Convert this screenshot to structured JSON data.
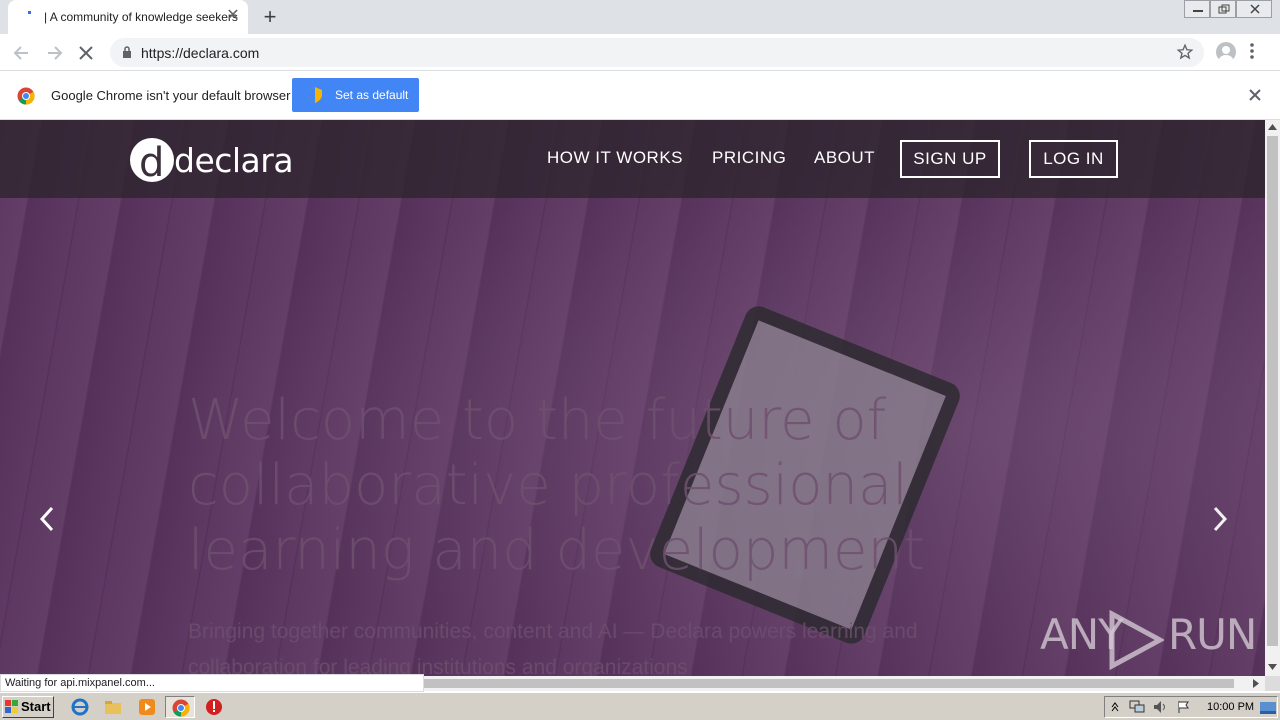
{
  "browser": {
    "tab_title": "| A community of knowledge seekers",
    "url": "https://declara.com",
    "infobar_text": "Google Chrome isn't your default browser",
    "set_default_label": "Set as default",
    "status_text": "Waiting for api.mixpanel.com..."
  },
  "site": {
    "logo_text": "declara",
    "logo_mark": "d",
    "nav": {
      "how_it_works": "HOW IT WORKS",
      "pricing": "PRICING",
      "about": "ABOUT",
      "sign_up": "SIGN UP",
      "log_in": "LOG IN"
    },
    "hero_title": "Welcome to the future of collaborative professional learning and development",
    "hero_sub": "Bringing together communities, content and AI — Declara powers learning and collaboration for leading institutions and organizations"
  },
  "watermark": {
    "left": "ANY",
    "right": "RUN"
  },
  "taskbar": {
    "start_label": "Start",
    "clock": "10:00 PM"
  },
  "colors": {
    "accent": "#4285f4",
    "hero_overlay": "#503c5a"
  }
}
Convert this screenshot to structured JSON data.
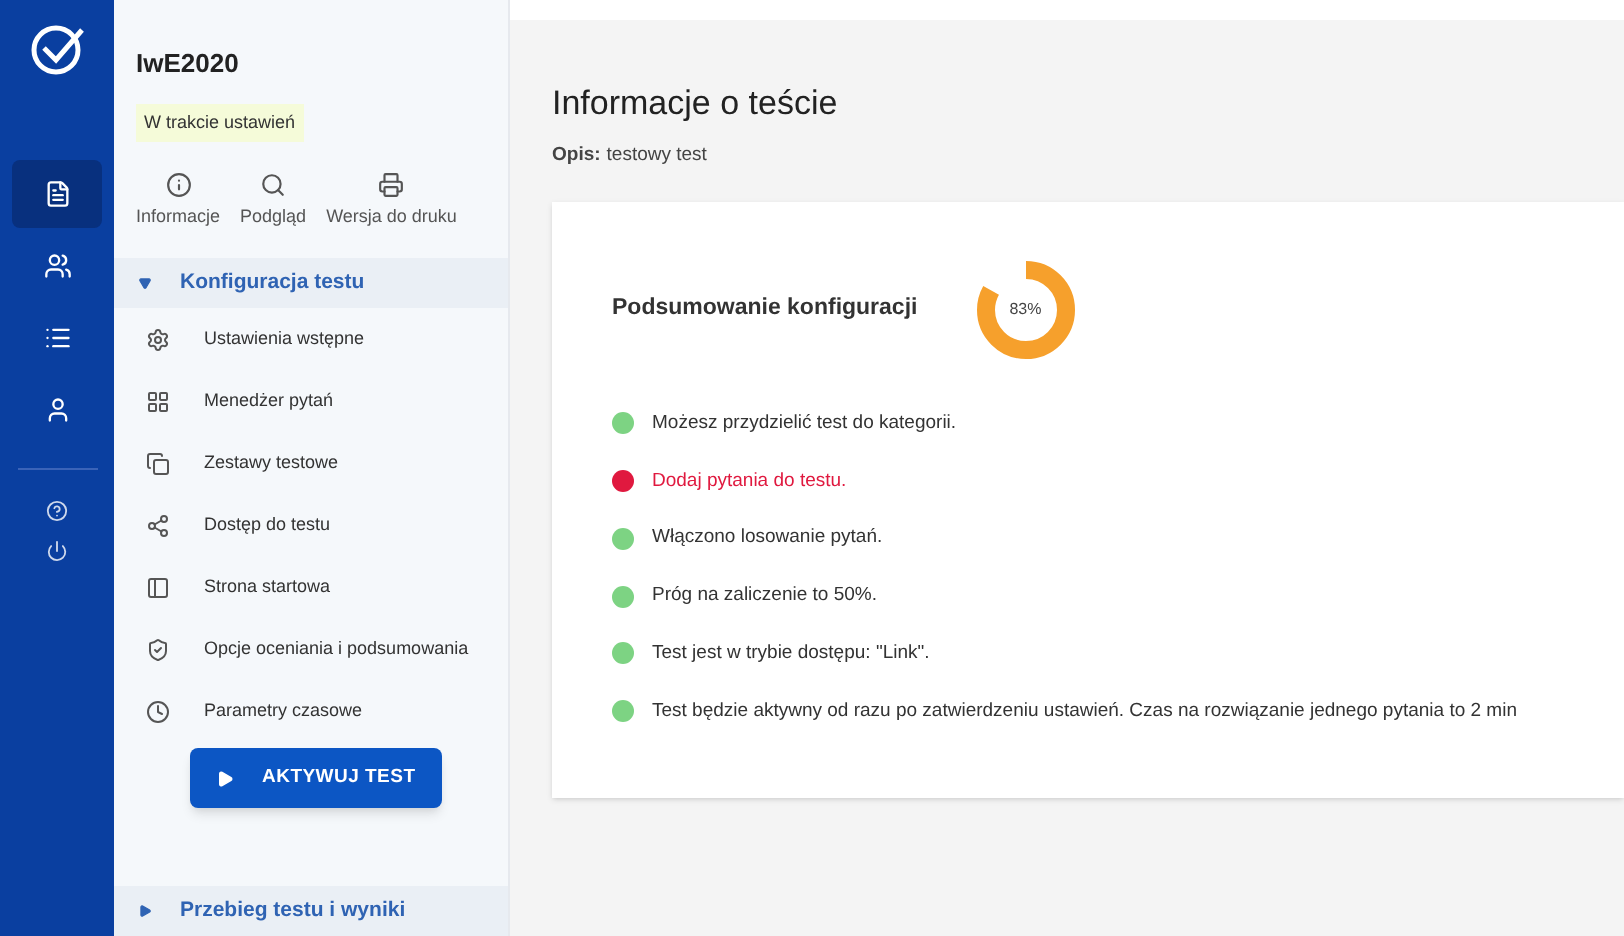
{
  "rail": {
    "items": [
      {
        "selected": true
      },
      {
        "selected": false
      },
      {
        "selected": false
      },
      {
        "selected": false
      }
    ]
  },
  "sidebar": {
    "title": "IwE2020",
    "status_badge": "W trakcie ustawień",
    "actions": [
      "Informacje",
      "Podgląd",
      "Wersja do druku"
    ],
    "sections": [
      {
        "label": "Konfiguracja testu",
        "expanded": true,
        "items": [
          "Ustawienia wstępne",
          "Menedżer pytań",
          "Zestawy testowe",
          "Dostęp do testu",
          "Strona startowa",
          "Opcje oceniania i podsumowania",
          "Parametry czasowe"
        ],
        "button": "AKTYWUJ TEST"
      },
      {
        "label": "Przebieg testu i wyniki",
        "expanded": false
      }
    ]
  },
  "main": {
    "title": "Informacje o teście",
    "description_label": "Opis:",
    "description": "testowy test",
    "summary": {
      "title": "Podsumowanie konfiguracji",
      "percent": "83%",
      "items": [
        {
          "kind": "ok",
          "color": "#7dd383",
          "text": "Możesz przydzielić test do kategorii."
        },
        {
          "kind": "error",
          "color": "#e0193f",
          "text": "Dodaj pytania do testu."
        },
        {
          "kind": "ok",
          "color": "#7dd383",
          "text": "Włączono losowanie pytań."
        },
        {
          "kind": "ok",
          "color": "#7dd383",
          "text": "Próg na zaliczenie to 50%."
        },
        {
          "kind": "ok",
          "color": "#7dd383",
          "text": "Test jest w trybie dostępu: \"Link\"."
        },
        {
          "kind": "ok",
          "color": "#7dd383",
          "text": "Test będzie aktywny od razu po zatwierdzeniu ustawień. Czas na rozwiązanie jednego pytania to 2 min"
        }
      ]
    }
  }
}
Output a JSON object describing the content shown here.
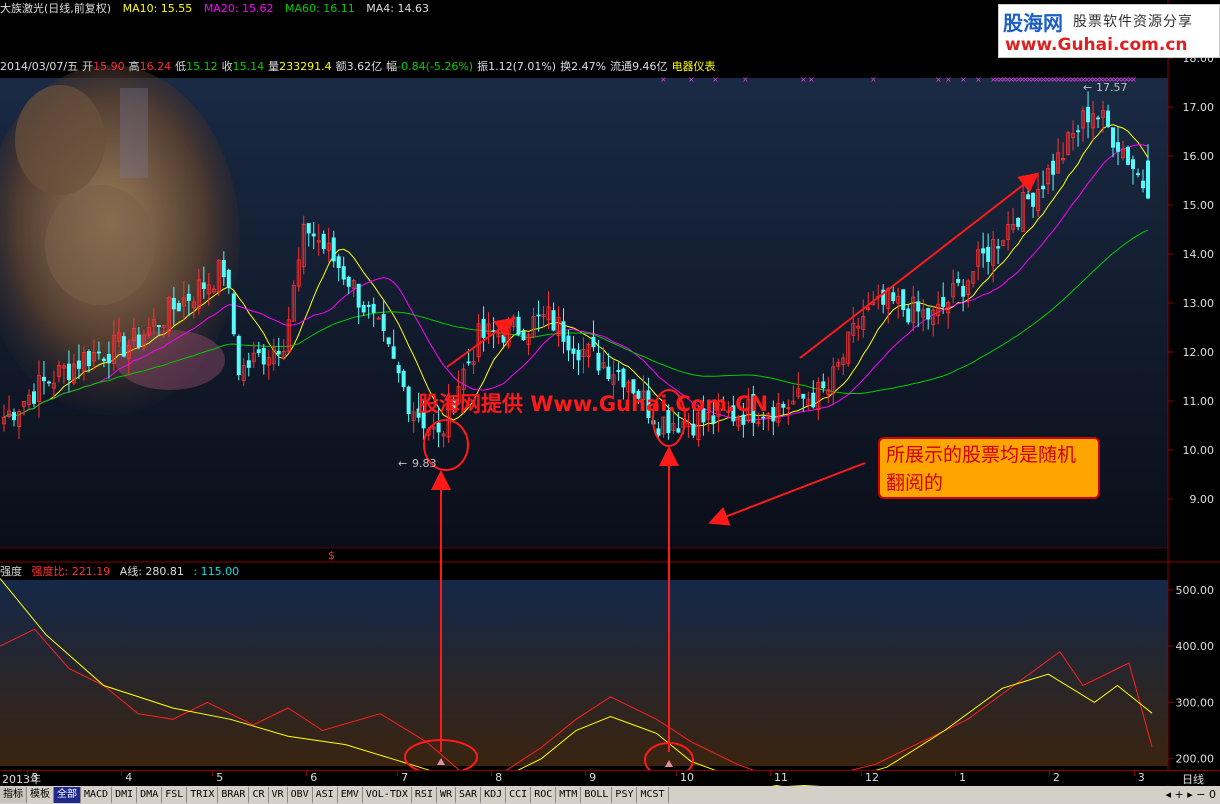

■ What you have to do ■
Copy every line of the data exactly as written, excluding the pictures.

■ Exercise response ■
Convert this screenshot to structured JSON data.
{
  "browser": {
    "tab_title": "| A community of knowledge seekers",
    "url": "https://declara.com",
    "infobar_text": "Google Chrome isn't your default browser",
    "set_default_label": "Set as default",
    "status_text": "Waiting for api.mixpanel.com..."
  },
  "site": {
    "logo_text": "declara",
    "logo_mark": "d",
    "nav": {
      "how_it_works": "HOW IT WORKS",
      "pricing": "PRICING",
      "about": "ABOUT",
      "sign_up": "SIGN UP",
      "log_in": "LOG IN"
    },
    "hero_title": "Welcome to the future of collaborative professional learning and development",
    "hero_sub": "Bringing together communities, content and AI — Declara powers learning and collaboration for leading institutions and organizations"
  },
  "watermark": {
    "left": "ANY",
    "right": "RUN"
  },
  "taskbar": {
    "start_label": "Start",
    "clock": "10:00 PM"
  },
  "colors": {
    "accent": "#4285f4",
    "hero_overlay": "#503c5a"
  }
}
Convert this screenshot to structured JSON data.
{
  "rail": {
    "items": [
      {
        "selected": true
      },
      {
        "selected": false
      },
      {
        "selected": false
      },
      {
        "selected": false
      }
    ]
  },
  "sidebar": {
    "title": "IwE2020",
    "status_badge": "W trakcie ustawień",
    "actions": [
      "Informacje",
      "Podgląd",
      "Wersja do druku"
    ],
    "sections": [
      {
        "label": "Konfiguracja testu",
        "expanded": true,
        "items": [
          "Ustawienia wstępne",
          "Menedżer pytań",
          "Zestawy testowe",
          "Dostęp do testu",
          "Strona startowa",
          "Opcje oceniania i podsumowania",
          "Parametry czasowe"
        ],
        "button": "AKTYWUJ TEST"
      },
      {
        "label": "Przebieg testu i wyniki",
        "expanded": false
      }
    ]
  },
  "main": {
    "title": "Informacje o teście",
    "description_label": "Opis:",
    "description": "testowy test",
    "summary": {
      "title": "Podsumowanie konfiguracji",
      "percent": "83%",
      "items": [
        {
          "kind": "ok",
          "color": "#7dd383",
          "text": "Możesz przydzielić test do kategorii."
        },
        {
          "kind": "error",
          "color": "#e0193f",
          "text": "Dodaj pytania do testu."
        },
        {
          "kind": "ok",
          "color": "#7dd383",
          "text": "Włączono losowanie pytań."
        },
        {
          "kind": "ok",
          "color": "#7dd383",
          "text": "Próg na zaliczenie to 50%."
        },
        {
          "kind": "ok",
          "color": "#7dd383",
          "text": "Test jest w trybie dostępu: \"Link\"."
        },
        {
          "kind": "ok",
          "color": "#7dd383",
          "text": "Test będzie aktywny od razu po zatwierdzeniu ustawień. Czas na rozwiązanie jednego pytania to 2 min"
        }
      ]
    }
  }
}
Output a JSON object describing the content shown here.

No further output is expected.